*** Selected excerpt ***
Metadata-Version: 2.4
Name: storm-omics
Version: 1.1.0
Summary: Statistical Test for spatial patterns using k-nearest neighbors (STORM)
Author: Yiqing Wang, Jinpu Li
Author-email: yqw@wangemail.com, lijinp@health.missouri.edu
License: GPL-3.0-only
Project-URL: Equivalent R implementation, https://github.com/CastleLi/STORM
Classifier: Programming Language :: Python :: 3
Classifier: Programming Language :: Python :: 3.10
Classifier: Programming Language :: Python :: 3.11
Classifier: Programming Language :: Python :: 3.12
Classifier: Programming Language :: Python :: 3.13
Classifier: Operating System :: OS Independent
Requires-Python: >=3.10
Description-Content-Type: text/markdown
License-File: LICENSE
Requires-Dist: numpy>=1.24.4
Requires-Dist: pandas>=1.5
Requires-Dist: scipy>=1.10.1
Requires-Dist: scikit-learn>=1.3.2
Provides-Extra: gpu
Requires-Dist: torch>=2.0; extra == "gpu"
*** Dataset entries ***
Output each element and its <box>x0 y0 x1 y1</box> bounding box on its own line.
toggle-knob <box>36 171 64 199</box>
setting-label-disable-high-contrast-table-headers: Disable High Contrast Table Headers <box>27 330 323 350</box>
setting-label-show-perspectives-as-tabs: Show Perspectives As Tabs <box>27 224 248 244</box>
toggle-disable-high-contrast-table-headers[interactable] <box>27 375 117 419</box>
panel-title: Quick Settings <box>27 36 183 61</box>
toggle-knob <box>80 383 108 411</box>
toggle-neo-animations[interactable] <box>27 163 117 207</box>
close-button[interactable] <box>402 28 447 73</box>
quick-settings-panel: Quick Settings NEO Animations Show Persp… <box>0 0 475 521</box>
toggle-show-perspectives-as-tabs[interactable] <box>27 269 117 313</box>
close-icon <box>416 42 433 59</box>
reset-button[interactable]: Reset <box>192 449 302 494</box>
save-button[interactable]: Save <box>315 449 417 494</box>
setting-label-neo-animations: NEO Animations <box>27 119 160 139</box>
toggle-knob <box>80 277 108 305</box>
***
Using the package metadata, mark each statement below yes or no and quote the words that decide it: (a) the package needs Python 3.10 or newer; (b) the package is released under the MIT license; (c) scikit-learn version 1.3.2 or later is a required dependency.

(a) Yes: "Requires-Python: >=3.10"
(b) No: "License: GPL-3.0-only"
(c) Yes: "Requires-Dist: scikit-learn>=1.3.2"